▸ Exercise brief: Without including any pictures, copy each entry below exactly.

▸ Dataset records:
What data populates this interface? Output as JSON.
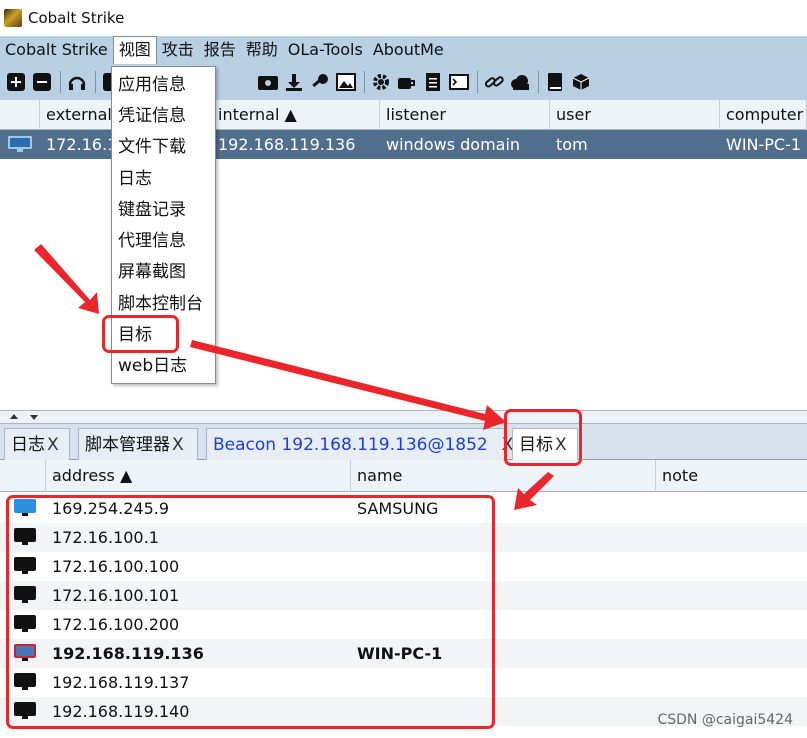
{
  "window": {
    "title": "Cobalt Strike"
  },
  "menubar": {
    "items": [
      "Cobalt Strike",
      "视图",
      "攻击",
      "报告",
      "帮助",
      "OLa-Tools",
      "AboutMe"
    ],
    "active": "视图"
  },
  "toolbar": {
    "icons": [
      "plus-icon",
      "minus-icon",
      "headphones-icon",
      "icon-a",
      "icon-b",
      "screenshot-icon",
      "download-icon",
      "key-icon",
      "image-icon",
      "gear-icon",
      "coffee-icon",
      "document-icon",
      "terminal-icon",
      "link-icon",
      "cloud-icon",
      "book-icon",
      "cube-icon"
    ]
  },
  "view_menu": {
    "items": [
      "应用信息",
      "凭证信息",
      "文件下载",
      "日志",
      "键盘记录",
      "代理信息",
      "屏幕截图",
      "脚本控制台",
      "目标",
      "web日志"
    ],
    "highlighted": "目标"
  },
  "sessions_table": {
    "columns": [
      "external",
      "internal ▲",
      "listener",
      "user",
      "computer"
    ],
    "rows": [
      {
        "external": "172.16.1",
        "internal": "192.168.119.136",
        "listener": "windows domain",
        "user": "tom",
        "computer": "WIN-PC-1"
      }
    ]
  },
  "tabs": [
    {
      "label": "日志",
      "close": "X"
    },
    {
      "label": "脚本管理器",
      "close": "X"
    },
    {
      "label": "Beacon 192.168.119.136@1852",
      "close": "X"
    },
    {
      "label": "目标",
      "close": "X"
    }
  ],
  "targets_table": {
    "columns": [
      "address ▲",
      "name",
      "note"
    ],
    "rows": [
      {
        "address": "169.254.245.9",
        "name": "SAMSUNG",
        "os": "windows"
      },
      {
        "address": "172.16.100.1",
        "name": "",
        "os": "unknown"
      },
      {
        "address": "172.16.100.100",
        "name": "",
        "os": "unknown"
      },
      {
        "address": "172.16.100.101",
        "name": "",
        "os": "unknown"
      },
      {
        "address": "172.16.100.200",
        "name": "",
        "os": "unknown"
      },
      {
        "address": "192.168.119.136",
        "name": "WIN-PC-1",
        "os": "compromised"
      },
      {
        "address": "192.168.119.137",
        "name": "",
        "os": "unknown"
      },
      {
        "address": "192.168.119.140",
        "name": "",
        "os": "unknown"
      }
    ]
  },
  "watermark": "CSDN @caigai5424",
  "colors": {
    "menubar": "#b8cfe4",
    "selected_row": "#516e8c",
    "annotation": "#e8262b",
    "beacon_tab": "#1a3ee0"
  }
}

▸ Result of the exercise:
What data populates this interface? Output as JSON.
{
  "window": {
    "title": "Cobalt Strike"
  },
  "menubar": {
    "items": [
      "Cobalt Strike",
      "视图",
      "攻击",
      "报告",
      "帮助",
      "OLa-Tools",
      "AboutMe"
    ],
    "active": "视图"
  },
  "toolbar": {
    "icons": [
      "plus-icon",
      "minus-icon",
      "headphones-icon",
      "icon-a",
      "icon-b",
      "screenshot-icon",
      "download-icon",
      "key-icon",
      "image-icon",
      "gear-icon",
      "coffee-icon",
      "document-icon",
      "terminal-icon",
      "link-icon",
      "cloud-icon",
      "book-icon",
      "cube-icon"
    ]
  },
  "view_menu": {
    "items": [
      "应用信息",
      "凭证信息",
      "文件下载",
      "日志",
      "键盘记录",
      "代理信息",
      "屏幕截图",
      "脚本控制台",
      "目标",
      "web日志"
    ],
    "highlighted": "目标"
  },
  "sessions_table": {
    "columns": [
      "external",
      "internal ▲",
      "listener",
      "user",
      "computer"
    ],
    "rows": [
      {
        "external": "172.16.1",
        "internal": "192.168.119.136",
        "listener": "windows domain",
        "user": "tom",
        "computer": "WIN-PC-1"
      }
    ]
  },
  "tabs": [
    {
      "label": "日志",
      "close": "X"
    },
    {
      "label": "脚本管理器",
      "close": "X"
    },
    {
      "label": "Beacon 192.168.119.136@1852",
      "close": "X"
    },
    {
      "label": "目标",
      "close": "X"
    }
  ],
  "targets_table": {
    "columns": [
      "address ▲",
      "name",
      "note"
    ],
    "rows": [
      {
        "address": "169.254.245.9",
        "name": "SAMSUNG",
        "os": "windows"
      },
      {
        "address": "172.16.100.1",
        "name": "",
        "os": "unknown"
      },
      {
        "address": "172.16.100.100",
        "name": "",
        "os": "unknown"
      },
      {
        "address": "172.16.100.101",
        "name": "",
        "os": "unknown"
      },
      {
        "address": "172.16.100.200",
        "name": "",
        "os": "unknown"
      },
      {
        "address": "192.168.119.136",
        "name": "WIN-PC-1",
        "os": "compromised"
      },
      {
        "address": "192.168.119.137",
        "name": "",
        "os": "unknown"
      },
      {
        "address": "192.168.119.140",
        "name": "",
        "os": "unknown"
      }
    ]
  },
  "watermark": "CSDN @caigai5424",
  "colors": {
    "menubar": "#b8cfe4",
    "selected_row": "#516e8c",
    "annotation": "#e8262b",
    "beacon_tab": "#1a3ee0"
  }
}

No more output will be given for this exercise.